__Written problem__:
Take each line containing "defined" and report it exactly as written.

Dataset records:
# # # #
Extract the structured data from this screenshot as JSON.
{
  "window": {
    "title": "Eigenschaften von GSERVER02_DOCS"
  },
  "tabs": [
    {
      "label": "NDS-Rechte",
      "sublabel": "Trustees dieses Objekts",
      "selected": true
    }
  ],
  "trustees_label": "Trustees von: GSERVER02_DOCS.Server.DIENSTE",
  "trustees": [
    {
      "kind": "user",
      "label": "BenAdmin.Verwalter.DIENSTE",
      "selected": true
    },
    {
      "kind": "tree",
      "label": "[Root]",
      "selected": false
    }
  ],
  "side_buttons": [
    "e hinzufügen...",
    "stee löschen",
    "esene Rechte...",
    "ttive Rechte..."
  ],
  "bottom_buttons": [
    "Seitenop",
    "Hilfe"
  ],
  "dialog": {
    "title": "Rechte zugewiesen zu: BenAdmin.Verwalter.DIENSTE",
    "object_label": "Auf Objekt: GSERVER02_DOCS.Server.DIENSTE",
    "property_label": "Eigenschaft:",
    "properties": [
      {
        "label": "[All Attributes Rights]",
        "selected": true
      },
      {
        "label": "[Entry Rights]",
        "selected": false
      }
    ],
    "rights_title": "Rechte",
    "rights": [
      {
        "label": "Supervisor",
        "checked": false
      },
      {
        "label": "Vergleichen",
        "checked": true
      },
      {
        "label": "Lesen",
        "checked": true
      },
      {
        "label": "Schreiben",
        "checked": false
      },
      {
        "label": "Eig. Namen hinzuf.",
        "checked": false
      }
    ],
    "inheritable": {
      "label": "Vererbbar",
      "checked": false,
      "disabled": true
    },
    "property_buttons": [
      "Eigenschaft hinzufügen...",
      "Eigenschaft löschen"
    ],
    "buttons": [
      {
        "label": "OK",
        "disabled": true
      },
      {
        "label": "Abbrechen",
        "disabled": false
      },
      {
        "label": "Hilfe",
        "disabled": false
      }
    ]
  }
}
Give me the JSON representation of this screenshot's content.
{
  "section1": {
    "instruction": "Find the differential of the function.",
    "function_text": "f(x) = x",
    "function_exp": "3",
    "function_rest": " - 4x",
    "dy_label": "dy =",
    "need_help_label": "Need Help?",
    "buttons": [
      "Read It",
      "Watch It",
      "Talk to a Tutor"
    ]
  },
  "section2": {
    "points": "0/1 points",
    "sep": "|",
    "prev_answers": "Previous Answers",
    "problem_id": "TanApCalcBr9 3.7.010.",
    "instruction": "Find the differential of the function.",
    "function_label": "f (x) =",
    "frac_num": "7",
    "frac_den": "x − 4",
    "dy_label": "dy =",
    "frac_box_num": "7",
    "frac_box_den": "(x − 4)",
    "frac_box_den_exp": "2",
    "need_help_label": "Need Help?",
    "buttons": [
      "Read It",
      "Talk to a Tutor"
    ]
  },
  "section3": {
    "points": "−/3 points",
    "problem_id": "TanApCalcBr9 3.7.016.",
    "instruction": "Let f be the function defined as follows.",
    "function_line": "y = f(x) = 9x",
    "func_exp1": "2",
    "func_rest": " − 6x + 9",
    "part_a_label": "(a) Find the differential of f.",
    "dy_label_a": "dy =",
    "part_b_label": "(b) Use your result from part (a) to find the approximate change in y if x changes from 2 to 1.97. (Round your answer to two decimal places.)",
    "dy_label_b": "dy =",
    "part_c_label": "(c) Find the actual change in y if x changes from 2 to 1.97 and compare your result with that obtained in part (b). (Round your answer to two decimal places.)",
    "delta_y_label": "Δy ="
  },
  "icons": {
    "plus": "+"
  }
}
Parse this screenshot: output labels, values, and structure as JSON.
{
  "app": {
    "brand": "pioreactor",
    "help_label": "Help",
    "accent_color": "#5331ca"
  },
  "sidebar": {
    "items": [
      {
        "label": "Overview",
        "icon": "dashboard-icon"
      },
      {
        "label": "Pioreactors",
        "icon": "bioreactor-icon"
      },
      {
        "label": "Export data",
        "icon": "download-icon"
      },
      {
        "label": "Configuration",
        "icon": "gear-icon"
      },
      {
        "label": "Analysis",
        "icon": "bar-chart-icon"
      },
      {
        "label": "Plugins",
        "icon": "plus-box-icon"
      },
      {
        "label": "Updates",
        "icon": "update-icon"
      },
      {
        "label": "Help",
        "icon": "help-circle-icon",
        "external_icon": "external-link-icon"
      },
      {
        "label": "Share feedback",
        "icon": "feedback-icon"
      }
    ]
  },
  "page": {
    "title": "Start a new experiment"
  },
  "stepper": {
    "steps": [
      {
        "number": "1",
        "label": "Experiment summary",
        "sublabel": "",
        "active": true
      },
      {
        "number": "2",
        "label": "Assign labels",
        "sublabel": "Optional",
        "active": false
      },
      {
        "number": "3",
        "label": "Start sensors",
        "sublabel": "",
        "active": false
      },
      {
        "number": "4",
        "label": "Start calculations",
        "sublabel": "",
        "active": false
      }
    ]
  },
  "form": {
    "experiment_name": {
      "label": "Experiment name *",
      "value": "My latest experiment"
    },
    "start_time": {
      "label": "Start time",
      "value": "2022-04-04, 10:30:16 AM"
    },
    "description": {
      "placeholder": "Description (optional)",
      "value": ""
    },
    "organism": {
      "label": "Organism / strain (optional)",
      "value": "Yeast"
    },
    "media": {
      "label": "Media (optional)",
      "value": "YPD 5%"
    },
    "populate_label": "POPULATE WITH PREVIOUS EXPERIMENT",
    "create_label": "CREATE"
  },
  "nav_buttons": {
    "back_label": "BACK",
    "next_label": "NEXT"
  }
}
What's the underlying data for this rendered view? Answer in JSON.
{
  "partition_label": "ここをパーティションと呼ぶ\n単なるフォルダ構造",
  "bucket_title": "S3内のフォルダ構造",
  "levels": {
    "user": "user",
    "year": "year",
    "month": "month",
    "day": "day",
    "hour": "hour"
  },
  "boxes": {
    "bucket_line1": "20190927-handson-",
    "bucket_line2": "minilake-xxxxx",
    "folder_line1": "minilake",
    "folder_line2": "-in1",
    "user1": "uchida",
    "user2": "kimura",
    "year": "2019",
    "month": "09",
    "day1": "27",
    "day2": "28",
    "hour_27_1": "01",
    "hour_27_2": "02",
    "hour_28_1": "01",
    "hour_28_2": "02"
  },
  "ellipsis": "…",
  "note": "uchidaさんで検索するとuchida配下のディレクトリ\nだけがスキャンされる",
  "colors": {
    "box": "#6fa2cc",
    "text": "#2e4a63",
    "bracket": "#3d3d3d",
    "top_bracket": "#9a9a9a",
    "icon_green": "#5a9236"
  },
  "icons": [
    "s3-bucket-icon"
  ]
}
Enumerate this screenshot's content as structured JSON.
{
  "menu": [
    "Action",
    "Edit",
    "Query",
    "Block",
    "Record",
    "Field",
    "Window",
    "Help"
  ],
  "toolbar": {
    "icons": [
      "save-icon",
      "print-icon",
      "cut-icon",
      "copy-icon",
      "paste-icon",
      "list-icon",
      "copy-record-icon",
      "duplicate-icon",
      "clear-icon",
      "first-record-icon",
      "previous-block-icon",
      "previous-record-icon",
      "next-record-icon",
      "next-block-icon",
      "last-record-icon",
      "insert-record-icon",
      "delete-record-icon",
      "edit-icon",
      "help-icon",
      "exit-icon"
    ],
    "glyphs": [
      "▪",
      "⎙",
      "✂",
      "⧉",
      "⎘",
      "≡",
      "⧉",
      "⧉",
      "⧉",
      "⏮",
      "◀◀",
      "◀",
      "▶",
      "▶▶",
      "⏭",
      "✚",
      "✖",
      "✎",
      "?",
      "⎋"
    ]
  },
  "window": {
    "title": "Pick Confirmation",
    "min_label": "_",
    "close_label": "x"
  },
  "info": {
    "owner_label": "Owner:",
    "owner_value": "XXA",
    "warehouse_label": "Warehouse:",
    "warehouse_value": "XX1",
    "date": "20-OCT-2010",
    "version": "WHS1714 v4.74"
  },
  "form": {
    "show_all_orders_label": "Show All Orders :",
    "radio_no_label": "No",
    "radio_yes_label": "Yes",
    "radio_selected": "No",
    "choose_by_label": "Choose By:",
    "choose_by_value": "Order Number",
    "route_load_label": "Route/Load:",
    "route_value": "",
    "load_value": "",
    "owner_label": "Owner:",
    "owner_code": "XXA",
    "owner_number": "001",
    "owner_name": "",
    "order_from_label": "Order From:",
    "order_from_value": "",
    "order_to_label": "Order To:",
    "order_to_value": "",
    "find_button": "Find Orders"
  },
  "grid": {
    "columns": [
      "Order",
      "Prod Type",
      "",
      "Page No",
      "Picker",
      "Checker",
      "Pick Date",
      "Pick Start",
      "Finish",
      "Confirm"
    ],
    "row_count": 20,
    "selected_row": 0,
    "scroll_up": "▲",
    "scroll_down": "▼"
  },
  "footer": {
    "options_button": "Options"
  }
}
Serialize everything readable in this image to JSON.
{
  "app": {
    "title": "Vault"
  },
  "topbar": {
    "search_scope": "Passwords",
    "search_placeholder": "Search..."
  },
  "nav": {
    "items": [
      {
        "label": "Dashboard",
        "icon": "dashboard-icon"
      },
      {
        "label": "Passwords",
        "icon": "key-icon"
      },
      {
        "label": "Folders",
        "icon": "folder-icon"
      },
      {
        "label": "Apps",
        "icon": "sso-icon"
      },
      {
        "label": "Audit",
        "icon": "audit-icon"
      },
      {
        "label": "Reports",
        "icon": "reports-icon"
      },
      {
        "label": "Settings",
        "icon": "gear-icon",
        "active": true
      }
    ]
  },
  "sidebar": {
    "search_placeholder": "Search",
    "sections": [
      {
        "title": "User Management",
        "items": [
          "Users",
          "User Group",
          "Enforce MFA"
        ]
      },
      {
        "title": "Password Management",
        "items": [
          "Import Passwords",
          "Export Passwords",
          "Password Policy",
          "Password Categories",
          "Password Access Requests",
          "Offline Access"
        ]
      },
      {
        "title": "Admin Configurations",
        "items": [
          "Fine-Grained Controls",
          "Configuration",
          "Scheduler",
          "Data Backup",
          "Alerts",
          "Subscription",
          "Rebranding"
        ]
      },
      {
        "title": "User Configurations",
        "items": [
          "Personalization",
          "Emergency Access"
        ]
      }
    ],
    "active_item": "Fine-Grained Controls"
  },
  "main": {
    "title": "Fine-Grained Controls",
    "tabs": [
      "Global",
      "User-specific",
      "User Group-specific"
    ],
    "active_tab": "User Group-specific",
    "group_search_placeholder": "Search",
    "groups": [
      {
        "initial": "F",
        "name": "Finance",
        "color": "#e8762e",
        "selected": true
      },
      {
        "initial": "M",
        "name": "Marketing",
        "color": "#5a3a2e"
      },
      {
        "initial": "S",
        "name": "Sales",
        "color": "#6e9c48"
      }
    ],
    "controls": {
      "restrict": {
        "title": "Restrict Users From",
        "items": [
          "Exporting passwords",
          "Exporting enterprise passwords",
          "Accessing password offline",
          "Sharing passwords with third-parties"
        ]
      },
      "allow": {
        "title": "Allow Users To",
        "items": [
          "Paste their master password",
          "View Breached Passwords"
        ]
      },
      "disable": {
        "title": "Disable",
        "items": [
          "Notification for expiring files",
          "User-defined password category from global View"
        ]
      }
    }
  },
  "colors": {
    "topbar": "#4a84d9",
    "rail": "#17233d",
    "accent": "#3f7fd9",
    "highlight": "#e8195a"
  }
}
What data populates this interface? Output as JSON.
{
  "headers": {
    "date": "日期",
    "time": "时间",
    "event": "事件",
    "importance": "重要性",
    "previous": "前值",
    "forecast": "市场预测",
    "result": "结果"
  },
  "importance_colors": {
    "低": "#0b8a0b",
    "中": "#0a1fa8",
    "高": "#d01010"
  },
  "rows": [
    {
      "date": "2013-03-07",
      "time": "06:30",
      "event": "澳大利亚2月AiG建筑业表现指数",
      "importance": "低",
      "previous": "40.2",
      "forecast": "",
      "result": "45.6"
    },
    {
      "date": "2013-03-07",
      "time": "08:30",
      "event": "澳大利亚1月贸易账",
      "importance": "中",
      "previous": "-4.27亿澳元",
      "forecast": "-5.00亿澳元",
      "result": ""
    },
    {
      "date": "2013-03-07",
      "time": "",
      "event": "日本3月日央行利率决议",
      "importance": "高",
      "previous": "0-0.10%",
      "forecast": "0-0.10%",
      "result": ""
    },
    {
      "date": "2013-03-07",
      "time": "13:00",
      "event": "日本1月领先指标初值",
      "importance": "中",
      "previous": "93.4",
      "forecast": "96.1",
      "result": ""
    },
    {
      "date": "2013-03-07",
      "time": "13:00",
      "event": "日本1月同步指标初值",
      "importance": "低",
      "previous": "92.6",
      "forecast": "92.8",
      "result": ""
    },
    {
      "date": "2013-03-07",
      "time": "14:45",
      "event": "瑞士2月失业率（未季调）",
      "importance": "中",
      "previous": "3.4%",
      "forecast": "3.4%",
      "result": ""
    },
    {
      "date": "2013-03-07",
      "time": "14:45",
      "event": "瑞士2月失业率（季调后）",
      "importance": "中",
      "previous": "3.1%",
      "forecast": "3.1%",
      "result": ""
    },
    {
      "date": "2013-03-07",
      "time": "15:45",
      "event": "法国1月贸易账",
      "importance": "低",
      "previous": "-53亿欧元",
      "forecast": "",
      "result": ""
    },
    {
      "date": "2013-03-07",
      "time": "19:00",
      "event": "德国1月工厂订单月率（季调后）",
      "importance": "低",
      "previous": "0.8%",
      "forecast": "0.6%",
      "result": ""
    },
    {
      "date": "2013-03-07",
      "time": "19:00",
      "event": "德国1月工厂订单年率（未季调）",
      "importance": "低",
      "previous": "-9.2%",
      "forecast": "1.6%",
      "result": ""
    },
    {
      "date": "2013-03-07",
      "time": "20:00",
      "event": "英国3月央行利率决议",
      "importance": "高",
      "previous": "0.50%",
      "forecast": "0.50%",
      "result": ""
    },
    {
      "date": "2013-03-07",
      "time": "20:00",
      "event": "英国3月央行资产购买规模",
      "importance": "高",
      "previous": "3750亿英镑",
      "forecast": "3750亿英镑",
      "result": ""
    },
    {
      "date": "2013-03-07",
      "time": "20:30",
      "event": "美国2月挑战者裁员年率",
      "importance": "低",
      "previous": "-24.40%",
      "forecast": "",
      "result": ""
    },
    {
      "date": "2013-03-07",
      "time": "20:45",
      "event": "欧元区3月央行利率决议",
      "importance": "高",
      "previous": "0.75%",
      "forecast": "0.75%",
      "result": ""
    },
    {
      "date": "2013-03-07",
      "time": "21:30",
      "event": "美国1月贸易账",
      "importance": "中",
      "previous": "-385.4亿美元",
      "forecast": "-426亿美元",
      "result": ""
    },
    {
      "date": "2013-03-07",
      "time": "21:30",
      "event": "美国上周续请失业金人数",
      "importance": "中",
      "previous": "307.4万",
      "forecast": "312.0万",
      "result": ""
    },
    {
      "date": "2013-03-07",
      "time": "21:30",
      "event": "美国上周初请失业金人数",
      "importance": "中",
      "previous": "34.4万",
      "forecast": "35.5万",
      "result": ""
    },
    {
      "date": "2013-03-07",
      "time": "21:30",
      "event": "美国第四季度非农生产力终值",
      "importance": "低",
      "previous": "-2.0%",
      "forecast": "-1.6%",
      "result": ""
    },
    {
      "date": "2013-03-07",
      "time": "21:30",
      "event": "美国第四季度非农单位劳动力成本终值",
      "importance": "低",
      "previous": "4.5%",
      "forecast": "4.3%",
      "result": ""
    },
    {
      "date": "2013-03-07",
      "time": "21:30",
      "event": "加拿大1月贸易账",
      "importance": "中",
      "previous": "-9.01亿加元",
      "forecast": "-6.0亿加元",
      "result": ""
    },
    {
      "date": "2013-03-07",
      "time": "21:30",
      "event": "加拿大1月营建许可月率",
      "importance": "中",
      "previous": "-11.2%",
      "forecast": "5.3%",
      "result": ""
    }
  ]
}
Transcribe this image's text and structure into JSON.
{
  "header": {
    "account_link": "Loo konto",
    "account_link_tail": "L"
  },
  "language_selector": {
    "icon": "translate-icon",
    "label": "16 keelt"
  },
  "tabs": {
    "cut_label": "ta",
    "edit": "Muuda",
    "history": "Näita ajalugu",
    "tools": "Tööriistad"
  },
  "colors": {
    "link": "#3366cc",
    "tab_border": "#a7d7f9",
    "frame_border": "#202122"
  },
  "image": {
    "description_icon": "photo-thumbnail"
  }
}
# # # #
__Solution for this exercise__:
    "instruction": "Let f be the function defined as follows.",
          "User-defined password category from global View"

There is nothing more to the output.